▶ _Written request_: State how many lines of the records contain the string "possible". Give the number alone.

▶ _Records for this exercise_:
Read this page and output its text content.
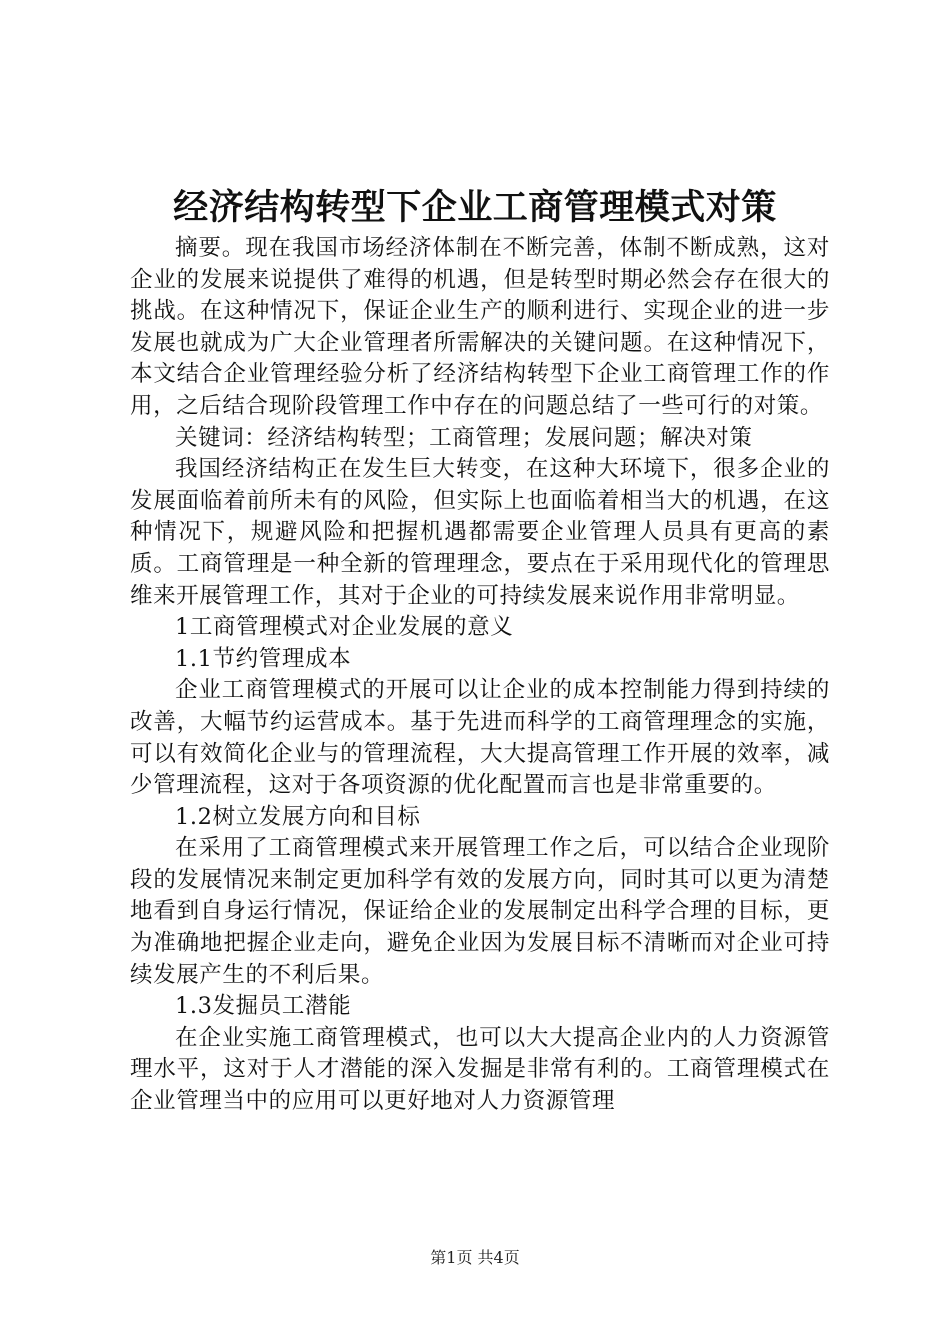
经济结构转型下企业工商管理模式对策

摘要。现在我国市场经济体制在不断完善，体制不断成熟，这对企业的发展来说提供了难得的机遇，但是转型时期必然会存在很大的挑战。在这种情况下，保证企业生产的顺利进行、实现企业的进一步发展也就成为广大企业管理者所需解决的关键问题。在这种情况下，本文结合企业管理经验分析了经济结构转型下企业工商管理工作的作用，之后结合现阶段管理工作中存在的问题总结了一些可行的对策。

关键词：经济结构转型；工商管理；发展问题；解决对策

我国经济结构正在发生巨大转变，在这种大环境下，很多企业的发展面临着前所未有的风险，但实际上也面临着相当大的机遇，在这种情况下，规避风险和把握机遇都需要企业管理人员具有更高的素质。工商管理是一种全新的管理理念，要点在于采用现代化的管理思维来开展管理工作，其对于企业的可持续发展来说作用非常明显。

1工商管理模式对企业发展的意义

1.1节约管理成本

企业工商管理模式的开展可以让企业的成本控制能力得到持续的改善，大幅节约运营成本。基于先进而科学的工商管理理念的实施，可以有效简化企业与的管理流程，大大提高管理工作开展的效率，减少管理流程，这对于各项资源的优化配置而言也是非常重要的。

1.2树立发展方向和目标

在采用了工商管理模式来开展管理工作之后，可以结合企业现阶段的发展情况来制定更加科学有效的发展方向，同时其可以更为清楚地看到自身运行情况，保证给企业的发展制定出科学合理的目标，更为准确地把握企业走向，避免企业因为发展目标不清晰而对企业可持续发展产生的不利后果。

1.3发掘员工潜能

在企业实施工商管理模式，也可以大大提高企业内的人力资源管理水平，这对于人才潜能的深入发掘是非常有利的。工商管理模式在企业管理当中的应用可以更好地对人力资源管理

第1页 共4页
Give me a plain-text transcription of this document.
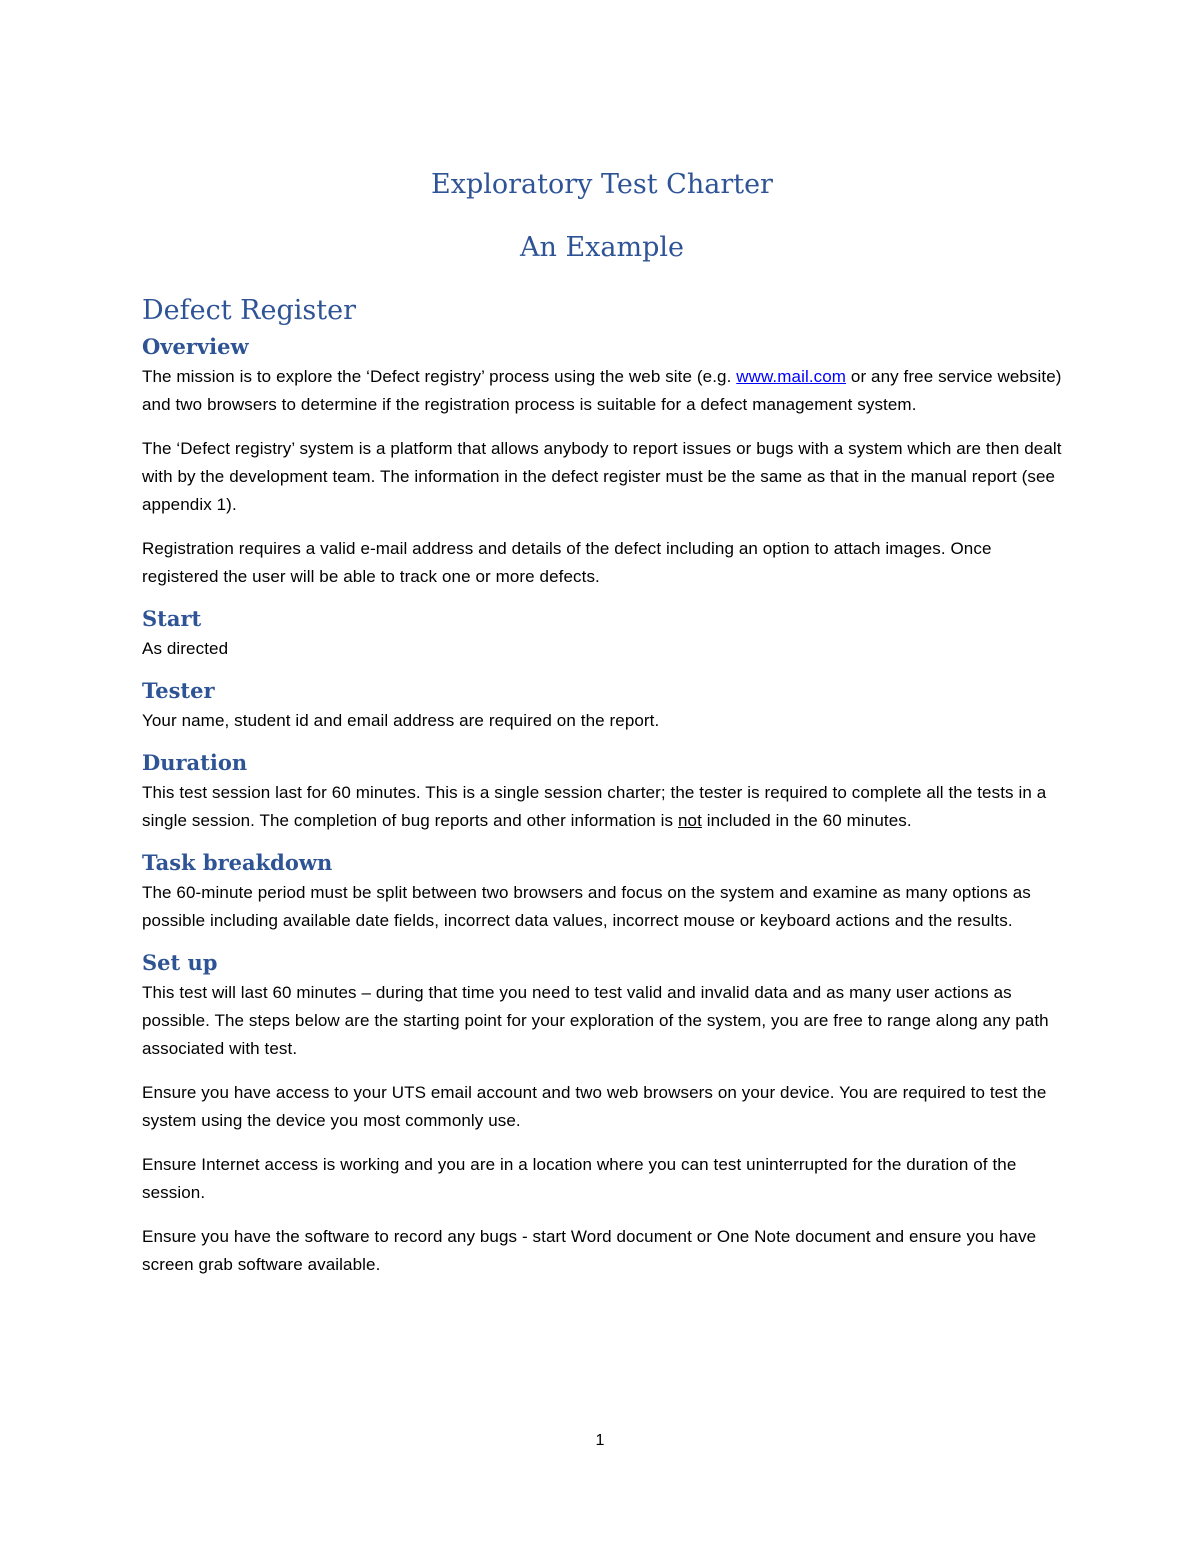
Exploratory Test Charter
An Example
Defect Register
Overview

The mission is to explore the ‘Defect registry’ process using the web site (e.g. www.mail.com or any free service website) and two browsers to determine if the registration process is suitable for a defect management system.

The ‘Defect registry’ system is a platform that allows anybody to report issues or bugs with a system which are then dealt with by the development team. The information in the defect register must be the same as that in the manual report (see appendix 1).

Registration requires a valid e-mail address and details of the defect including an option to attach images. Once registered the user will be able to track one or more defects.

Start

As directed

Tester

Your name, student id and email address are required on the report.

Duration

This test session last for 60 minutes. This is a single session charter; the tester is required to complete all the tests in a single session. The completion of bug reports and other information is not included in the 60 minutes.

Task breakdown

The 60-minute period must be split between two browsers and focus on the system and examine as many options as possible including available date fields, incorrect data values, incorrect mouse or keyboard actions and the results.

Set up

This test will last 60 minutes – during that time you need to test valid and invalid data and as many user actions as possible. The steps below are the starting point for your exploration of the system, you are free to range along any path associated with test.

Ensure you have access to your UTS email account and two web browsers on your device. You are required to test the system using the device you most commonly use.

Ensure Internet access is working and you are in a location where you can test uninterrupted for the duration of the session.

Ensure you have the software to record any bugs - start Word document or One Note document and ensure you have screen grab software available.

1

▶ _Written answer_: 2